DATA ENTRIES →

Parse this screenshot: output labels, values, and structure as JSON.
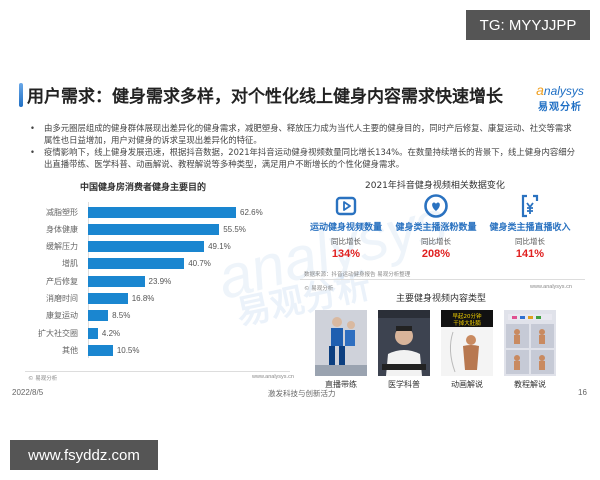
{
  "overlays": {
    "top_right_badge": "TG: MYYJJPP",
    "bottom_left_badge": "www.fsyddz.com"
  },
  "header": {
    "title": "用户需求：健身需求多样，对个性化线上健身内容需求快速增长",
    "logo_en_a": "a",
    "logo_en_rest": "nalysys",
    "logo_cn": "易观分析"
  },
  "bullets": [
    "由多元圈层组成的健身群体展现出差异化的健身需求，减肥塑身、释放压力成为当代人主要的健身目的，同时产后修复、康复运动、社交等需求属性也日益增加，用户对健身的诉求呈现出差异化的特征。",
    "疫情影响下，线上健身发展迅速，根据抖音数据，2021年抖音运动健身视频数量同比增长134%。在数量持续增长的背景下，线上健身内容细分出直播带练、医学科普、动画解说、教程解说等多种类型，满足用户不断增长的个性化健身需求。"
  ],
  "left_chart": {
    "title": "中国健身房消费者健身主要目的",
    "source_left": "© 易观分析",
    "source_right": "www.analysys.cn",
    "bar_color": "#1a86d0"
  },
  "chart_data": {
    "type": "bar",
    "orientation": "horizontal",
    "title": "中国健身房消费者健身主要目的",
    "categories": [
      "减脂塑形",
      "身体健康",
      "缓解压力",
      "增肌",
      "产后修复",
      "消磨时间",
      "康复运动",
      "扩大社交圈",
      "其他"
    ],
    "values": [
      62.6,
      55.5,
      49.1,
      40.7,
      23.9,
      16.8,
      8.5,
      4.2,
      10.5
    ],
    "value_labels": [
      "62.6%",
      "55.5%",
      "49.1%",
      "40.7%",
      "23.9%",
      "16.8%",
      "8.5%",
      "4.2%",
      "10.5%"
    ],
    "xlabel": "",
    "ylabel": "",
    "unit": "%",
    "grid": false
  },
  "right_panel": {
    "title": "2021年抖音健身视频相关数据变化",
    "stats": [
      {
        "icon": "play-video-icon",
        "label": "运动健身视频数量",
        "sub": "同比增长",
        "value": "134%"
      },
      {
        "icon": "heart-icon",
        "label": "健身类主播涨粉数量",
        "sub": "同比增长",
        "value": "208%"
      },
      {
        "icon": "yuan-document-icon",
        "label": "健身类主播直播收入",
        "sub": "同比增长",
        "value": "141%"
      }
    ],
    "source_note": "数据来源：抖音运动健身报告 易观分析整理",
    "source_left": "© 易观分析",
    "source_right": "www.analysys.cn",
    "types_title": "主要健身视频内容类型",
    "types": [
      {
        "label": "直播带练"
      },
      {
        "label": "医学科普"
      },
      {
        "label": "动画解说",
        "thumb_text": "早起20分钟 干掉大肚腩"
      },
      {
        "label": "教程解说"
      }
    ],
    "accent_blue": "#2a72c0",
    "accent_red": "#e02020"
  },
  "footer": {
    "date": "2022/8/5",
    "slogan": "激发科技与创新活力",
    "page": "16"
  },
  "watermark": {
    "en": "analysys",
    "cn": "易观分析"
  }
}
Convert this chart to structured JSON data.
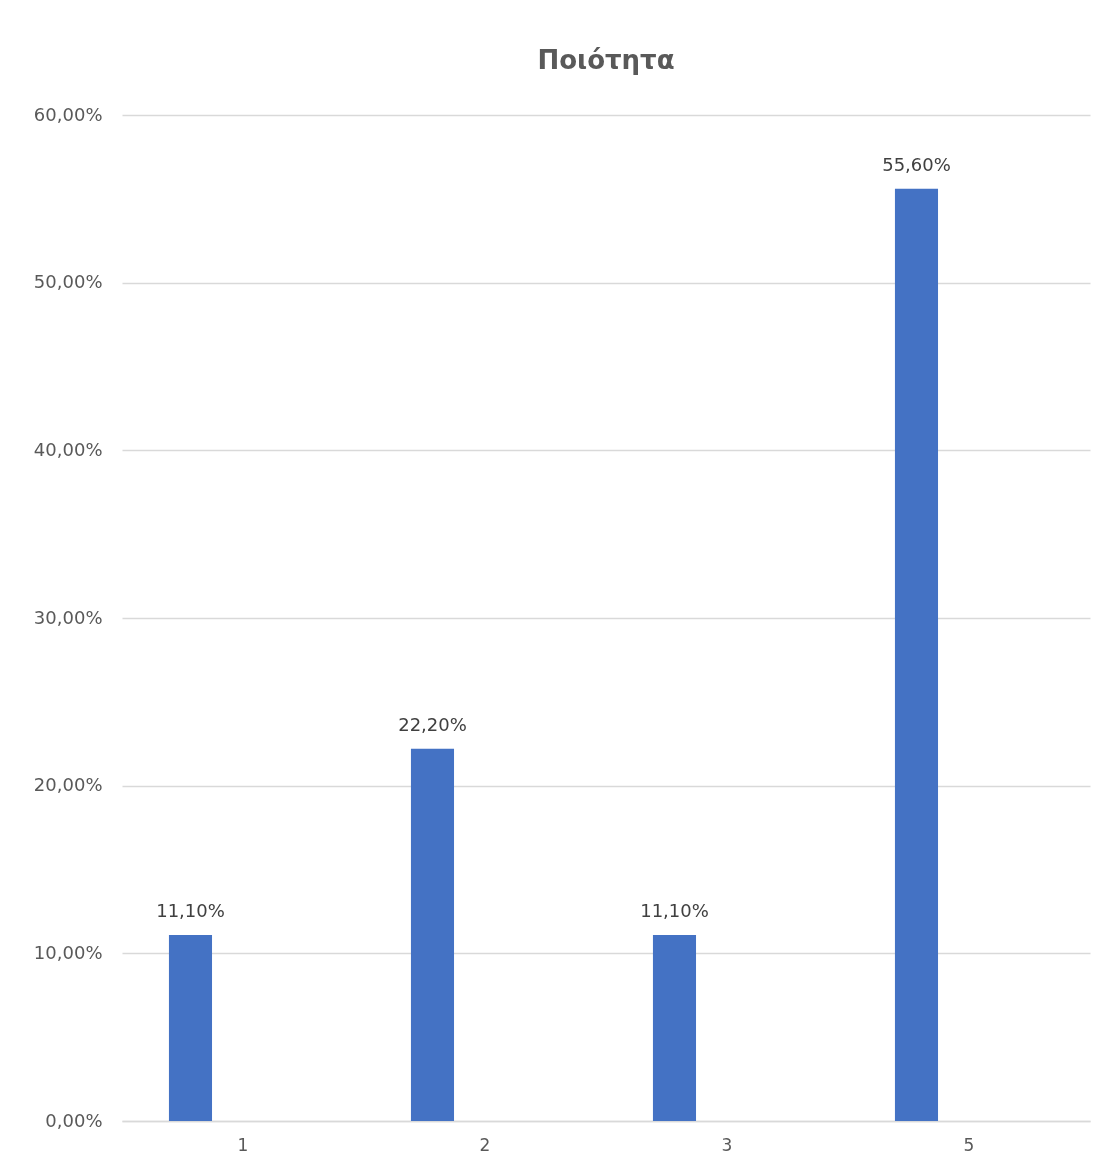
{
  "chart_data": {
    "type": "bar",
    "title": "Ποιότητα",
    "categories": [
      "1",
      "2",
      "3",
      "5"
    ],
    "values": [
      11.1,
      22.2,
      11.1,
      55.6
    ],
    "value_labels": [
      "11,10%",
      "22,20%",
      "11,10%",
      "55,60%"
    ],
    "color": "#4472c4",
    "ylim": [
      0,
      60
    ],
    "yticks": [
      {
        "value": 0,
        "label": "0,00%"
      },
      {
        "value": 10,
        "label": "10,00%"
      },
      {
        "value": 20,
        "label": "20,00%"
      },
      {
        "value": 30,
        "label": "30,00%"
      },
      {
        "value": 40,
        "label": "40,00%"
      },
      {
        "value": 50,
        "label": "50,00%"
      },
      {
        "value": 60,
        "label": "60,00%"
      }
    ],
    "grid": "y"
  }
}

EXERCISE INSTRUCTIONS → In the entries above, count each line holding "icon" and report the total and nothing more.

TASK RESPONSE → 3